** Problem description **
The listing below must be repeated word for word, with its images excluded.

** Data for this exercise **
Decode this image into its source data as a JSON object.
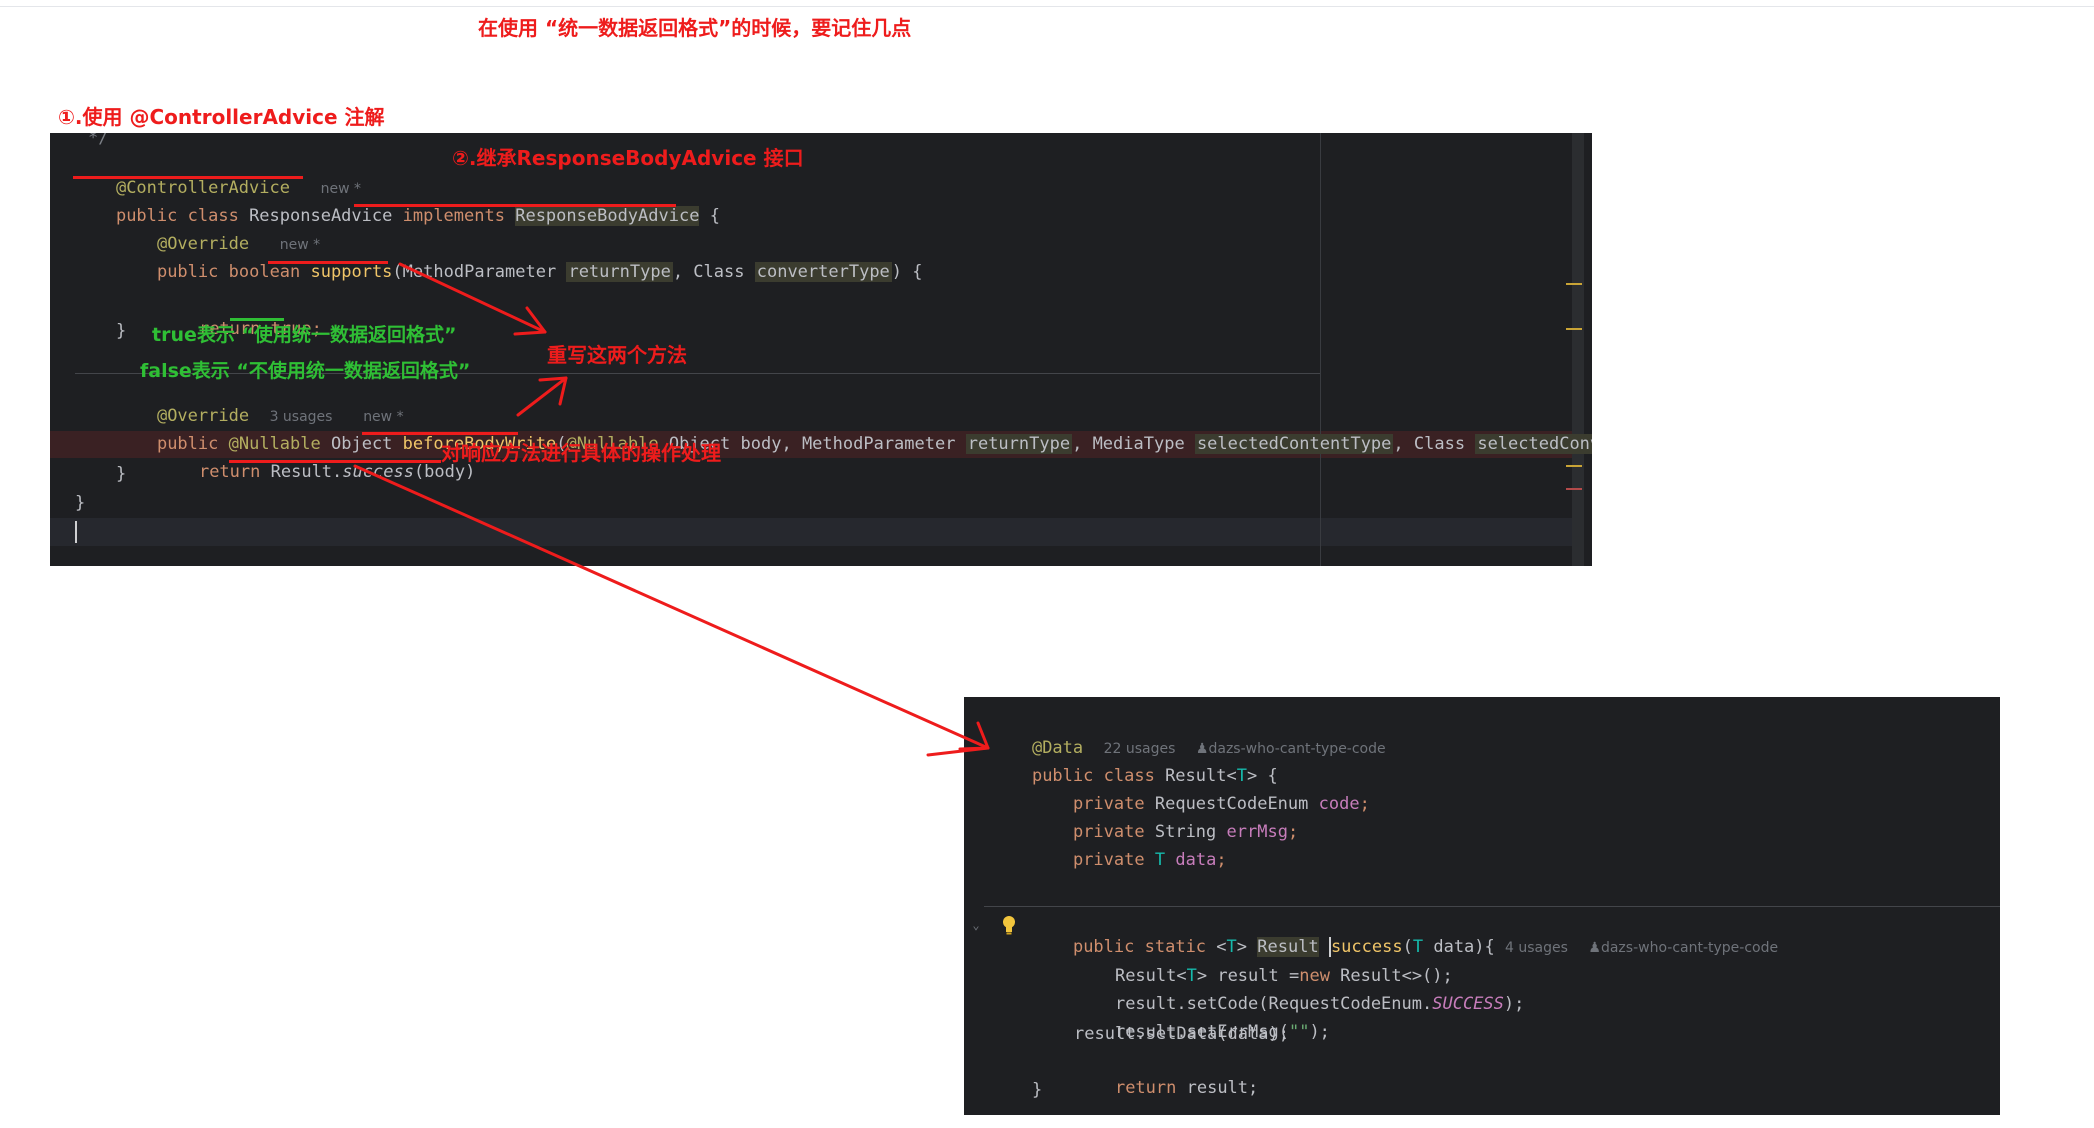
{
  "title": "在使用 “统一数据返回格式”的时候，要记住几点",
  "labels": {
    "step1": "①.使用 @ControllerAdvice 注解",
    "step2": "②.继承ResponseBodyAdvice 接口",
    "true_note": "true表示 “使用统一数据返回格式”",
    "false_note": "false表示 “不使用统一数据返回格式”",
    "override_note": "重写这两个方法",
    "operate_note": "对响应方法进行具体的操作处理"
  },
  "editor1": {
    "comment_end": "*/",
    "annotation": "@ControllerAdvice",
    "hint_new": "new *",
    "kw_public": "public",
    "kw_class": "class",
    "class_name": "ResponseAdvice",
    "kw_implements": "implements",
    "iface": "ResponseBodyAdvice",
    "open_brace": "{",
    "override": "@Override",
    "kw_boolean": "boolean",
    "m_supports": "supports",
    "t_method_param": "MethodParameter",
    "p_return_type": "returnType",
    "t_class": "Class",
    "p_converter_type": "converterType",
    "kw_return": "return",
    "v_true": "true;",
    "close_brace": "}",
    "hint_usages": "3 usages",
    "a_nullable": "@Nullable",
    "t_object": "Object",
    "m_before": "beforeBodyWrite",
    "p_body": "body",
    "t_media": "MediaType",
    "p_selected_ct": "selectedContentType",
    "p_selected_conv": "selectedConver",
    "result_call": "Result.",
    "m_success": "success",
    "body_arg": "(body)"
  },
  "editor2": {
    "annotation": "@Data",
    "hint_usages": "22 usages",
    "author": "dazs-who-cant-type-code",
    "kw_public": "public",
    "kw_class": "class",
    "class_decl": "Result<",
    "type_t": "T",
    "class_decl_end": "> {",
    "kw_private": "private",
    "t_code_enum": "RequestCodeEnum",
    "f_code": "code",
    "t_string": "String",
    "f_errmsg": "errMsg",
    "f_data": "data",
    "semi": ";",
    "kw_static": "static",
    "t_result": "Result",
    "m_success": "success",
    "p_data": "data",
    "hint_usages2": "4 usages",
    "line_result_new_a": "Result<",
    "line_result_new_b": "> result =",
    "kw_new": "new",
    "line_result_new_c": " Result<>();",
    "line_setcode_a": "result.setCode(RequestCodeEnum.",
    "c_success": "SUCCESS",
    "line_setcode_b": ");",
    "line_seterr_a": "result.setErrMsg(",
    "empty_str": "\"\"",
    "line_seterr_b": ");",
    "line_setdata": "result.setData(data);",
    "ret_var": " result;",
    "close_brace": "}"
  }
}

** Result for this task **
Decode this image into its source data as a JSON object.
{
  "title": "在使用 “统一数据返回格式”的时候，要记住几点",
  "labels": {
    "step1": "①.使用 @ControllerAdvice 注解",
    "step2": "②.继承ResponseBodyAdvice 接口",
    "true_note": "true表示 “使用统一数据返回格式”",
    "false_note": "false表示 “不使用统一数据返回格式”",
    "override_note": "重写这两个方法",
    "operate_note": "对响应方法进行具体的操作处理"
  },
  "editor1": {
    "comment_end": "*/",
    "annotation": "@ControllerAdvice",
    "hint_new": "new *",
    "kw_public": "public",
    "kw_class": "class",
    "class_name": "ResponseAdvice",
    "kw_implements": "implements",
    "iface": "ResponseBodyAdvice",
    "open_brace": "{",
    "override": "@Override",
    "kw_boolean": "boolean",
    "m_supports": "supports",
    "t_method_param": "MethodParameter",
    "p_return_type": "returnType",
    "t_class": "Class",
    "p_converter_type": "converterType",
    "kw_return": "return",
    "v_true": "true;",
    "close_brace": "}",
    "hint_usages": "3 usages",
    "a_nullable": "@Nullable",
    "t_object": "Object",
    "m_before": "beforeBodyWrite",
    "p_body": "body",
    "t_media": "MediaType",
    "p_selected_ct": "selectedContentType",
    "p_selected_conv": "selectedConver",
    "result_call": "Result.",
    "m_success": "success",
    "body_arg": "(body)"
  },
  "editor2": {
    "annotation": "@Data",
    "hint_usages": "22 usages",
    "author": "dazs-who-cant-type-code",
    "kw_public": "public",
    "kw_class": "class",
    "class_decl": "Result<",
    "type_t": "T",
    "class_decl_end": "> {",
    "kw_private": "private",
    "t_code_enum": "RequestCodeEnum",
    "f_code": "code",
    "t_string": "String",
    "f_errmsg": "errMsg",
    "f_data": "data",
    "semi": ";",
    "kw_static": "static",
    "t_result": "Result",
    "m_success": "success",
    "p_data": "data",
    "hint_usages2": "4 usages",
    "line_result_new_a": "Result<",
    "line_result_new_b": "> result =",
    "kw_new": "new",
    "line_result_new_c": " Result<>();",
    "line_setcode_a": "result.setCode(RequestCodeEnum.",
    "c_success": "SUCCESS",
    "line_setcode_b": ");",
    "line_seterr_a": "result.setErrMsg(",
    "empty_str": "\"\"",
    "line_seterr_b": ");",
    "line_setdata": "result.setData(data);",
    "ret_var": " result;",
    "close_brace": "}"
  }
}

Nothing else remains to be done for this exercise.